- Entries -
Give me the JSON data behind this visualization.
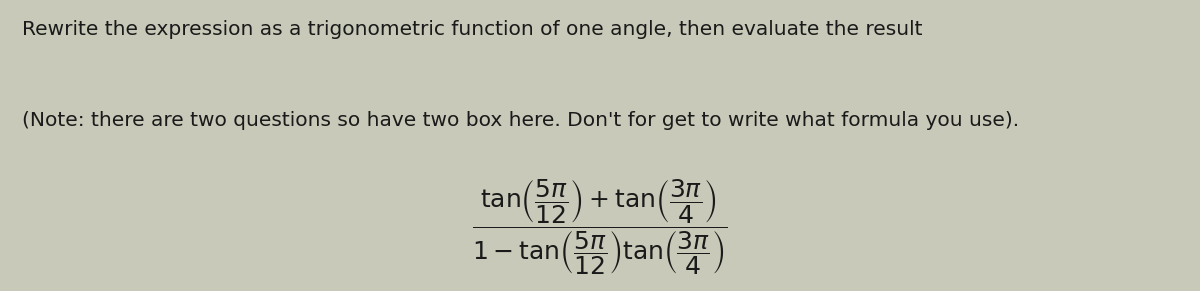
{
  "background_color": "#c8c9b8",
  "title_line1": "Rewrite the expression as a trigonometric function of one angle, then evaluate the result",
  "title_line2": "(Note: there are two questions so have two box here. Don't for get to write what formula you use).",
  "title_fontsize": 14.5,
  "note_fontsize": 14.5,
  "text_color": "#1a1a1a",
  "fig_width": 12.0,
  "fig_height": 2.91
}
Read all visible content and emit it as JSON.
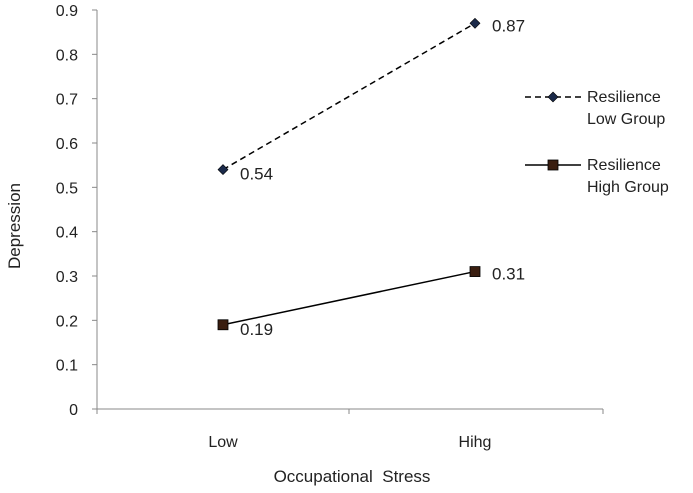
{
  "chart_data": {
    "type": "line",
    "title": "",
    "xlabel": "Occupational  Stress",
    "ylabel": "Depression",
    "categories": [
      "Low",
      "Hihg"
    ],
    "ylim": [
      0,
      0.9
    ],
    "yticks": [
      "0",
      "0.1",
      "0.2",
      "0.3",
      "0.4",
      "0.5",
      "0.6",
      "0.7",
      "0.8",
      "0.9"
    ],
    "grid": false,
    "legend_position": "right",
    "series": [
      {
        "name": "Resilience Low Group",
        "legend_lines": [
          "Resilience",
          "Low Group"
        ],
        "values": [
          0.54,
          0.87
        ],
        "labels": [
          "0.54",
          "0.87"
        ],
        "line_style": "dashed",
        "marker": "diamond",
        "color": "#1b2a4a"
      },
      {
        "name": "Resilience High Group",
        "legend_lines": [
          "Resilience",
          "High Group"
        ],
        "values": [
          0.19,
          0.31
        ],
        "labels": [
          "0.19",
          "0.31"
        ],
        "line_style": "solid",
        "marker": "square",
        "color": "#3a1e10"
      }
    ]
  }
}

- What is being asked -
Transcribe the records verbatim and omit the images.

- Exercise output -
Give me the JSON data behind this visualization.
{
  "background_color": "#c8c9b8",
  "title_line1": "Rewrite the expression as a trigonometric function of one angle, then evaluate the result",
  "title_line2": "(Note: there are two questions so have two box here. Don't for get to write what formula you use).",
  "title_fontsize": 14.5,
  "note_fontsize": 14.5,
  "text_color": "#1a1a1a",
  "fig_width": 12.0,
  "fig_height": 2.91
}
Read all visible content and emit it as JSON.
{
  "chart_data": {
    "type": "line",
    "title": "",
    "xlabel": "Occupational  Stress",
    "ylabel": "Depression",
    "categories": [
      "Low",
      "Hihg"
    ],
    "ylim": [
      0,
      0.9
    ],
    "yticks": [
      "0",
      "0.1",
      "0.2",
      "0.3",
      "0.4",
      "0.5",
      "0.6",
      "0.7",
      "0.8",
      "0.9"
    ],
    "grid": false,
    "legend_position": "right",
    "series": [
      {
        "name": "Resilience Low Group",
        "legend_lines": [
          "Resilience",
          "Low Group"
        ],
        "values": [
          0.54,
          0.87
        ],
        "labels": [
          "0.54",
          "0.87"
        ],
        "line_style": "dashed",
        "marker": "diamond",
        "color": "#1b2a4a"
      },
      {
        "name": "Resilience High Group",
        "legend_lines": [
          "Resilience",
          "High Group"
        ],
        "values": [
          0.19,
          0.31
        ],
        "labels": [
          "0.19",
          "0.31"
        ],
        "line_style": "solid",
        "marker": "square",
        "color": "#3a1e10"
      }
    ]
  }
}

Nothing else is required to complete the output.